— BEGIN AVAILABLE DATA —
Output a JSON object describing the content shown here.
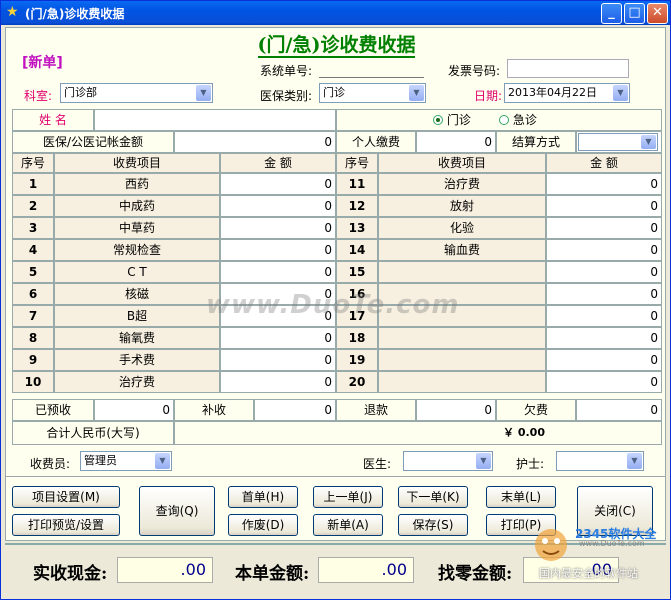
{
  "window": {
    "title": "(门/急)诊收费收据"
  },
  "form": {
    "caption": "(门/急)诊收费收据",
    "new_badge": "[新单]",
    "system_no_label": "系统单号:",
    "invoice_no_label": "发票号码:",
    "dept_label": "科室:",
    "dept_value": "门诊部",
    "insurance_label": "医保类别:",
    "insurance_value": "门诊",
    "date_label": "日期:",
    "date_value": "2013年04月22日",
    "name_label": "姓  名",
    "radio_outpatient": "门诊",
    "radio_emergency": "急诊",
    "insurance_amount_label": "医保/公医记帐金额",
    "insurance_amount_value": "0",
    "personal_pay_label": "个人缴费",
    "personal_pay_value": "0",
    "settlement_label": "结算方式",
    "headers": {
      "seq": "序号",
      "item": "收费项目",
      "amount": "金  额"
    },
    "left_rows": [
      {
        "seq": "1",
        "item": "西药",
        "amount": "0"
      },
      {
        "seq": "2",
        "item": "中成药",
        "amount": "0"
      },
      {
        "seq": "3",
        "item": "中草药",
        "amount": "0"
      },
      {
        "seq": "4",
        "item": "常规检查",
        "amount": "0"
      },
      {
        "seq": "5",
        "item": "C T",
        "amount": "0"
      },
      {
        "seq": "6",
        "item": "核磁",
        "amount": "0"
      },
      {
        "seq": "7",
        "item": "B超",
        "amount": "0"
      },
      {
        "seq": "8",
        "item": "输氧费",
        "amount": "0"
      },
      {
        "seq": "9",
        "item": "手术费",
        "amount": "0"
      },
      {
        "seq": "10",
        "item": "治疗费",
        "amount": "0"
      }
    ],
    "right_rows": [
      {
        "seq": "11",
        "item": "治疗费",
        "amount": "0"
      },
      {
        "seq": "12",
        "item": "放射",
        "amount": "0"
      },
      {
        "seq": "13",
        "item": "化验",
        "amount": "0"
      },
      {
        "seq": "14",
        "item": "输血费",
        "amount": "0"
      },
      {
        "seq": "15",
        "item": "",
        "amount": "0"
      },
      {
        "seq": "16",
        "item": "",
        "amount": "0"
      },
      {
        "seq": "17",
        "item": "",
        "amount": "0"
      },
      {
        "seq": "18",
        "item": "",
        "amount": "0"
      },
      {
        "seq": "19",
        "item": "",
        "amount": "0"
      },
      {
        "seq": "20",
        "item": "",
        "amount": "0"
      }
    ],
    "prepaid_label": "已预收",
    "prepaid_value": "0",
    "extra_label": "补收",
    "extra_value": "0",
    "refund_label": "退款",
    "refund_value": "0",
    "owed_label": "欠费",
    "owed_value": "0",
    "total_label": "合计人民币(大写)",
    "total_value": "￥ 0.00",
    "cashier_label": "收费员:",
    "cashier_value": "管理员",
    "doctor_label": "医生:",
    "nurse_label": "护士:"
  },
  "buttons": {
    "item_settings": "项目设置(M)",
    "print_preview": "打印预览/设置",
    "query": "查询(Q)",
    "first": "首单(H)",
    "void": "作废(D)",
    "prev": "上一单(J)",
    "new": "新单(A)",
    "next": "下一单(K)",
    "save": "保存(S)",
    "last": "末单(L)",
    "print": "打印(P)",
    "close": "关闭(C)"
  },
  "summary": {
    "cash_label": "实收现金:",
    "cash_value": ".00",
    "amount_label": "本单金额:",
    "amount_value": ".00",
    "change_label": "找零金额:",
    "change_value": ".00"
  },
  "overlay": {
    "watermark": "www.DuoTe.com",
    "brand_line1": "2345软件大全",
    "brand_line2": "国内最安全的软件站",
    "brand_url": "www.DuoTe.com"
  },
  "colors": {
    "accent_red": "#e0006a",
    "title_green": "#008000",
    "titlebar_blue": "#0054e3"
  }
}
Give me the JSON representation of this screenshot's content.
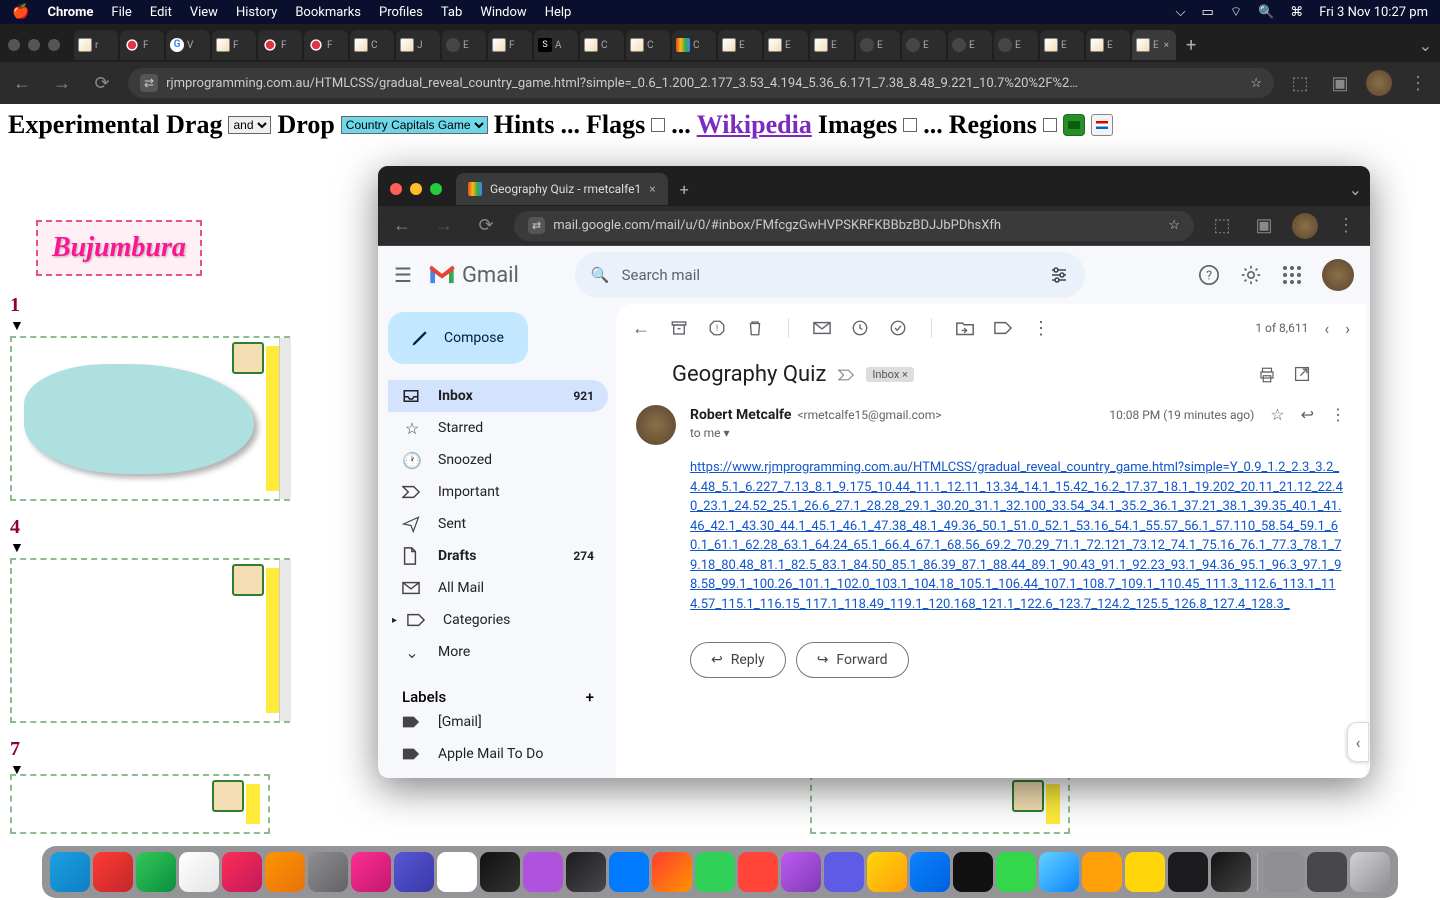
{
  "menubar": {
    "app": "Chrome",
    "items": [
      "File",
      "Edit",
      "View",
      "History",
      "Bookmarks",
      "Profiles",
      "Tab",
      "Window",
      "Help"
    ],
    "clock": "Fri 3 Nov  10:27 pm"
  },
  "chrome1": {
    "url": "rjmprogramming.com.au/HTMLCSS/gradual_reveal_country_game.html?simple=_0.6_1.200_2.177_3.53_4.194_5.36_6.171_7.38_8.48_9.221_10.7%20%2F%2…",
    "tabs": [
      "r",
      "F",
      "V",
      "F",
      "F",
      "F",
      "C",
      "J",
      "E",
      "F",
      "A",
      "C",
      "C",
      "C",
      "E",
      "E",
      "E",
      "E",
      "E",
      "E",
      "E",
      "E",
      "E",
      "E"
    ]
  },
  "page": {
    "title_parts": {
      "a": "Experimental Drag",
      "b": "Drop",
      "hints": "Hints",
      "dots": "...",
      "flags": "Flags",
      "wiki": "Wikipedia",
      "images": "Images",
      "regions": "Regions"
    },
    "sel_and": "and",
    "sel_game": "Country Capitals Game",
    "bujumbura": "Bujumbura",
    "card_nums": [
      "1",
      "4",
      "7"
    ]
  },
  "chrome2": {
    "tab_title": "Geography Quiz - rmetcalfe1",
    "url": "mail.google.com/mail/u/0/#inbox/FMfcgzGwHVPSKRFKBBbzBDJJbPDhsXfh"
  },
  "gmail": {
    "logo": "Gmail",
    "search_placeholder": "Search mail",
    "compose": "Compose",
    "sidebar": [
      {
        "icon": "inbox",
        "label": "Inbox",
        "count": "921",
        "active": true
      },
      {
        "icon": "star",
        "label": "Starred"
      },
      {
        "icon": "clock",
        "label": "Snoozed"
      },
      {
        "icon": "important",
        "label": "Important"
      },
      {
        "icon": "send",
        "label": "Sent"
      },
      {
        "icon": "draft",
        "label": "Drafts",
        "count": "274"
      },
      {
        "icon": "mail",
        "label": "All Mail"
      },
      {
        "icon": "cat",
        "label": "Categories",
        "expand": true
      },
      {
        "icon": "more",
        "label": "More"
      }
    ],
    "labels_header": "Labels",
    "labels": [
      "[Gmail]",
      "Apple Mail To Do"
    ],
    "counter": "1 of 8,611",
    "subject": "Geography Quiz",
    "inbox_chip": "Inbox",
    "sender_name": "Robert Metcalfe",
    "sender_email": "<rmetcalfe15@gmail.com>",
    "timestamp": "10:08 PM (19 minutes ago)",
    "to_line": "to me",
    "body_link": "https://www.rjmprogramming.com.au/HTMLCSS/gradual_reveal_country_game.html?simple=Y_0.9_1.2_2.3_3.2_4.48_5.1_6.227_7.13_8.1_9.175_10.44_11.1_12.11_13.34_14.1_15.42_16.2_17.37_18.1_19.202_20.11_21.12_22.40_23.1_24.52_25.1_26.6_27.1_28.28_29.1_30.20_31.1_32.100_33.54_34.1_35.2_36.1_37.21_38.1_39.35_40.1_41.46_42.1_43.30_44.1_45.1_46.1_47.38_48.1_49.36_50.1_51.0_52.1_53.16_54.1_55.57_56.1_57.110_58.54_59.1_60.1_61.1_62.28_63.1_64.24_65.1_66.4_67.1_68.56_69.2_70.29_71.1_72.121_73.12_74.1_75.16_76.1_77.3_78.1_79.18_80.48_81.1_82.5_83.1_84.50_85.1_86.39_87.1_88.44_89.1_90.43_91.1_92.23_93.1_94.36_95.1_96.3_97.1_98.58_99.1_100.26_101.1_102.0_103.1_104.18_105.1_106.44_107.1_108.7_109.1_110.45_111.3_112.6_113.1_114.57_115.1_116.15_117.1_118.49_119.1_120.168_121.1_122.6_123.7_124.2_125.5_126.8_127.4_128.3_",
    "reply": "Reply",
    "forward": "Forward"
  }
}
— END AVAILABLE DATA —
*WHAT IS ASKED*
Write down only the number of lines that contain the string "icon" in the listing.

*OUTPUT BELOW*
9